╭─ Exercise data

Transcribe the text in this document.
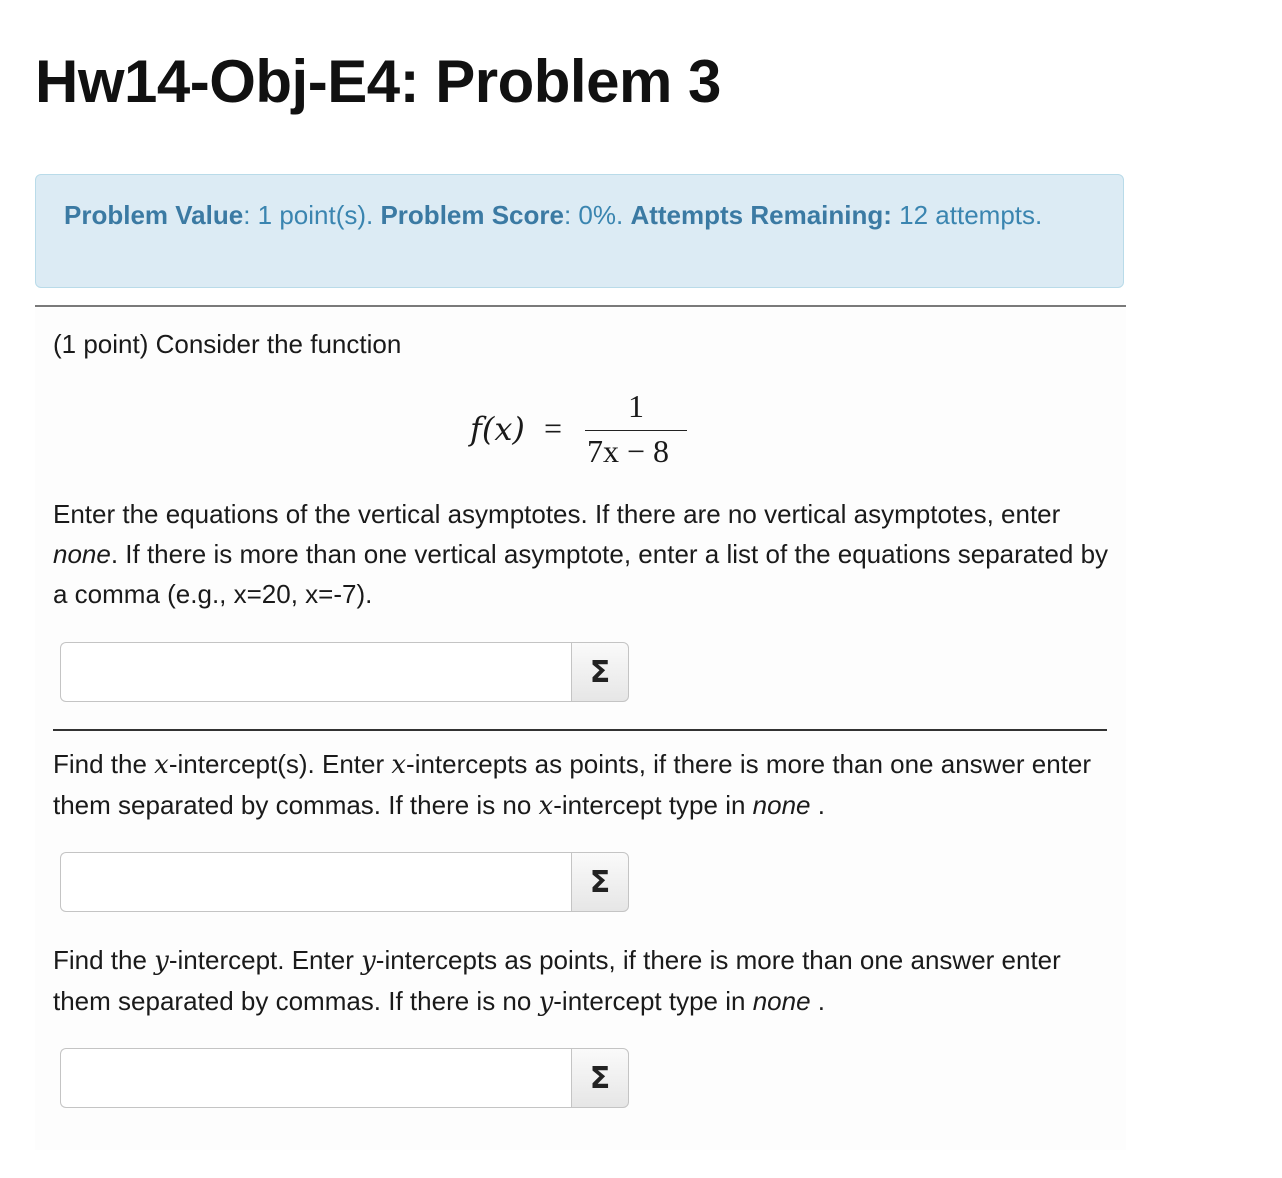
Hw14-Obj-E4: Problem 3
Problem Value: 1 point(s). Problem Score: 0%. Attempts Remaining: 12 attempts.
(1 point) Consider the function
f(x) =
1
7x − 8
Enter the equations of the vertical asymptotes. If there are no vertical asymptotes, enter none. If there is more than one vertical asymptote, enter a list of the equations separated by a comma (e.g., x=20, x=-7).
Σ
Find the x-intercept(s). Enter x-intercepts as points, if there is more than one answer enter them separated by commas. If there is no x-intercept type in none .
Σ
Find the y-intercept. Enter y-intercepts as points, if there is more than one answer enter them separated by commas. If there is no y-intercept type in none .
Σ
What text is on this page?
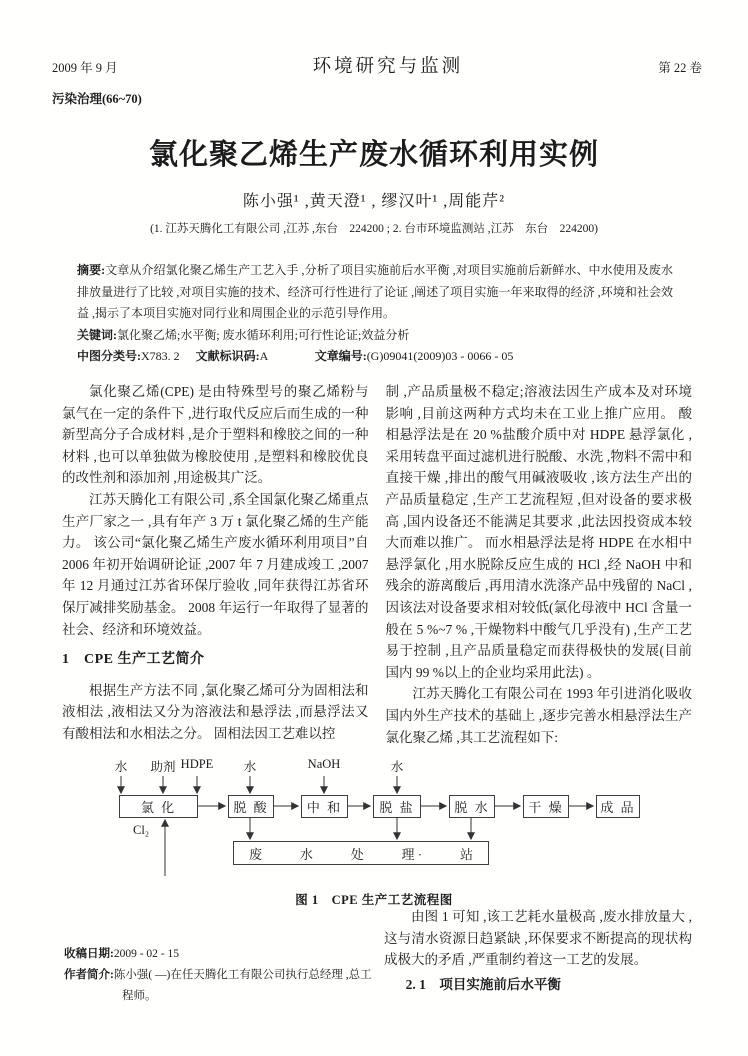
2009 年 9 月	环境研究与监测	第 22 卷
污染治理(66~70)
氯化聚乙烯生产废水循环利用实例
陈小强¹ ,黄天澄¹ , 缪汉叶¹ ,周能芹²
(1. 江苏天腾化工有限公司 ,江苏 ,东台　224200 ; 2. 台市环境监测站 ,江苏　东台　224200)

摘要:文章从介绍氯化聚乙烯生产工艺入手 ,分析了项目实施前后水平衡 ,对项目实施前后新鲜水、中水使用及废水排放量进行了比较 ,对项目实施的技术、经济可行性进行了论证 ,阐述了项目实施一年来取得的经济 ,环境和社会效益 ,揭示了本项目实施对同行业和周围企业的示范引导作用。

关键词:氯化聚乙烯;水平衡; 废水循环利用;可行性论证;效益分析

中图分类号:X783. 2 文献标识码:A	文章编号:(G)09041(2009)03 - 0066 - 05

氯化聚乙烯(CPE) 是由特殊型号的聚乙烯粉与氯气在一定的条件下 ,进行取代反应后而生成的一种新型高分子合成材料 ,是介于塑料和橡胶之间的一种材料 ,也可以单独做为橡胶使用 ,是塑料和橡胶优良的改性剂和添加剂 ,用途极其广泛。

江苏天腾化工有限公司 ,系全国氯化聚乙烯重点生产厂家之一 ,具有年产 3 万 t 氯化聚乙烯的生产能力。 该公司“氯化聚乙烯生产废水循环利用项目”自 2006 年初开始调研论证 ,2007 年 7 月建成竣工 ,2007 年 12 月通过江苏省环保厅验收 ,同年获得江苏省环保厅减排奖励基金。 2008 年运行一年取得了显著的社会、经济和环境效益。

1　CPE 生产工艺简介

根据生产方法不同 ,氯化聚乙烯可分为固相法和液相法 ,液相法又分为溶液法和悬浮法 ,而悬浮法又有酸相法和水相法之分。 固相法因工艺难以控

制 ,产品质量极不稳定;溶液法因生产成本及对环境影响 ,目前这两种方式均未在工业上推广应用。 酸相悬浮法是在 20 %盐酸介质中对 HDPE 悬浮氯化 ,采用转盘平面过滤机进行脱酸、水洗 ,物料不需中和直接干燥 ,排出的酸气用碱液吸收 ,该方法生产出的产品质量稳定 ,生产工艺流程短 ,但对设备的要求极高 ,国内设备还不能满足其要求 ,此法因投资成本较大而难以推广。 而水相悬浮法是将 HDPE 在水相中悬浮氯化 ,用水脱除反应生成的 HCl ,经 NaOH 中和残余的游离酸后 ,再用清水洗涤产品中残留的 NaCl ,因该法对设备要求相对较低(氯化母液中 HCl 含量一般在 5 %~7 % ,干燥物料中酸气几乎没有) ,生产工艺易于控制 ,且产品质量稳定而获得极快的发展(目前国内 99 %以上的企业均采用此法) 。

江苏天腾化工有限公司在 1993 年引进消化吸收国内外生产技术的基础上 ,逐步完善水相悬浮法生产氯化聚乙烯 ,其工艺流程如下:

水 助剂 HDPE 水	NaOH	水
Cl₂
氯 化	脱 酸	中 和	脱 盐	脱 水	干 燥	成 品
废	水	处	理 ·	站
图 1　CPE 生产工艺流程图

收稿日期:2009 - 02 - 15

作者简介:陈小强( —)在任天腾化工有限公司执行总经理 ,总工程师。

由图 1 可知 ,该工艺耗水量极高 ,废水排放量大 ,这与清水资源日趋紧缺 ,环保要求不断提高的现状构成极大的矛盾 ,严重制约着这一工艺的发展。

2. 1　项目实施前后水平衡
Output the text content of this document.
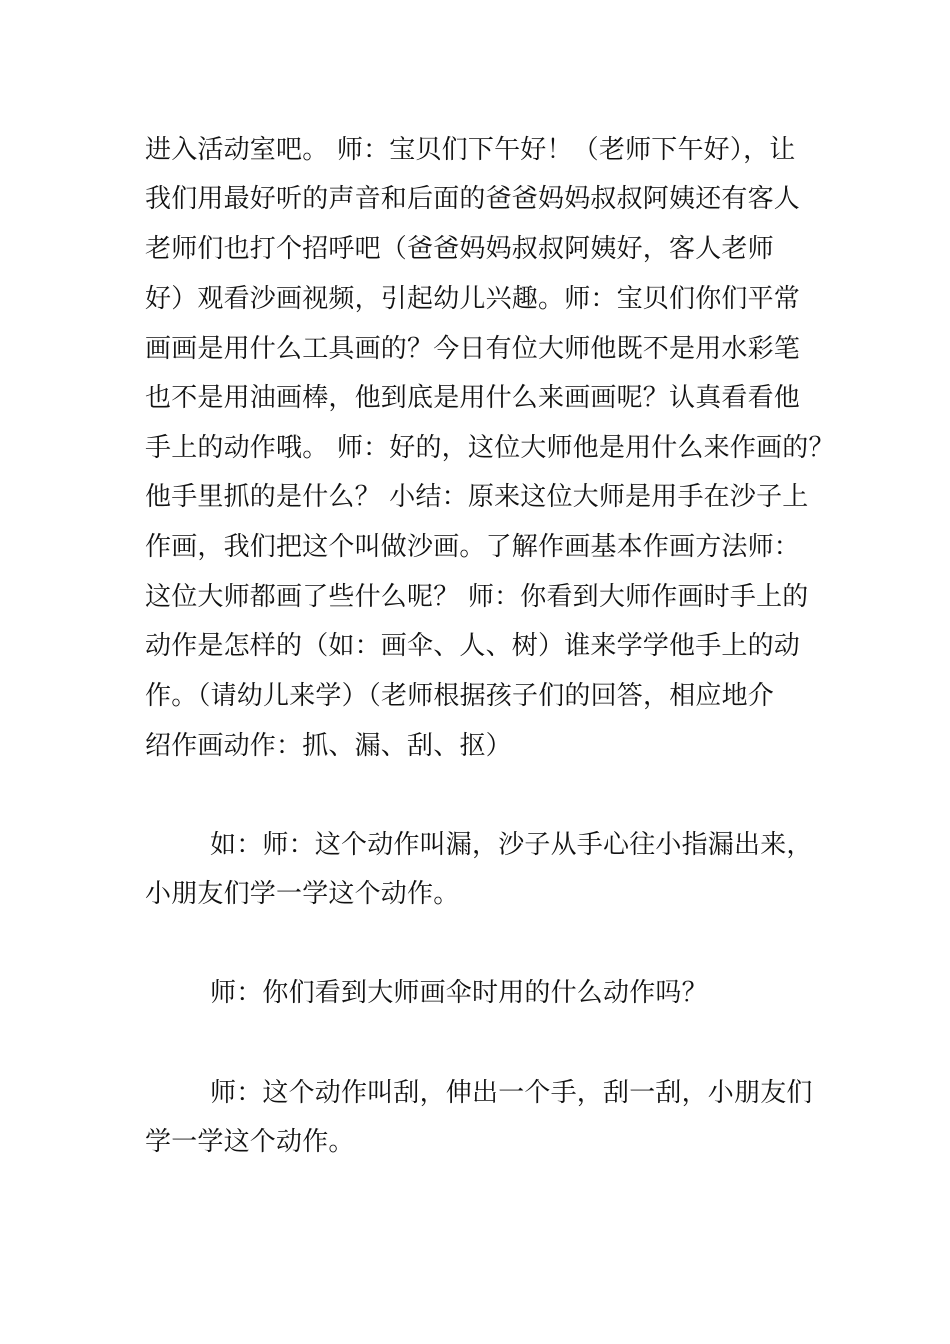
进入活动室吧。 师：宝贝们下午好！（老师下午好），让
我们用最好听的声音和后面的爸爸妈妈叔叔阿姨还有客人
老师们也打个招呼吧（爸爸妈妈叔叔阿姨好，客人老师
好）观看沙画视频，引起幼儿兴趣。师：宝贝们你们平常
画画是用什么工具画的？今日有位大师他既不是用水彩笔
也不是用油画棒，他到底是用什么来画画呢？认真看看他
手上的动作哦。 师：好的，这位大师他是用什么来作画的？
他手里抓的是什么？ 小结：原来这位大师是用手在沙子上
作画，我们把这个叫做沙画。了解作画基本作画方法师：
这位大师都画了些什么呢？ 师：你看到大师作画时手上的
动作是怎样的（如：画伞、人、树）谁来学学他手上的动
作。（请幼儿来学）（老师根据孩子们的回答，相应地介
绍作画动作：抓、漏、刮、抠）
如：师：这个动作叫漏，沙子从手心往小指漏出来，
小朋友们学一学这个动作。
师：你们看到大师画伞时用的什么动作吗？
师：这个动作叫刮，伸出一个手，刮一刮，小朋友们
学一学这个动作。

╰─

## Exercise directions
Print only the lines from the line that contains "Output the text content of this document." to the final line of the data, inclusive. Pictures stay out.

## Result of the exercise
Output the text content of this document.
进入活动室吧。 师：宝贝们下午好！（老师下午好），让
我们用最好听的声音和后面的爸爸妈妈叔叔阿姨还有客人
老师们也打个招呼吧（爸爸妈妈叔叔阿姨好，客人老师
好）观看沙画视频，引起幼儿兴趣。师：宝贝们你们平常
画画是用什么工具画的？今日有位大师他既不是用水彩笔
也不是用油画棒，他到底是用什么来画画呢？认真看看他
手上的动作哦。 师：好的，这位大师他是用什么来作画的？
他手里抓的是什么？ 小结：原来这位大师是用手在沙子上
作画，我们把这个叫做沙画。了解作画基本作画方法师：
这位大师都画了些什么呢？ 师：你看到大师作画时手上的
动作是怎样的（如：画伞、人、树）谁来学学他手上的动
作。（请幼儿来学）（老师根据孩子们的回答，相应地介
绍作画动作：抓、漏、刮、抠）
如：师：这个动作叫漏，沙子从手心往小指漏出来，
小朋友们学一学这个动作。
师：你们看到大师画伞时用的什么动作吗？
师：这个动作叫刮，伸出一个手，刮一刮，小朋友们
学一学这个动作。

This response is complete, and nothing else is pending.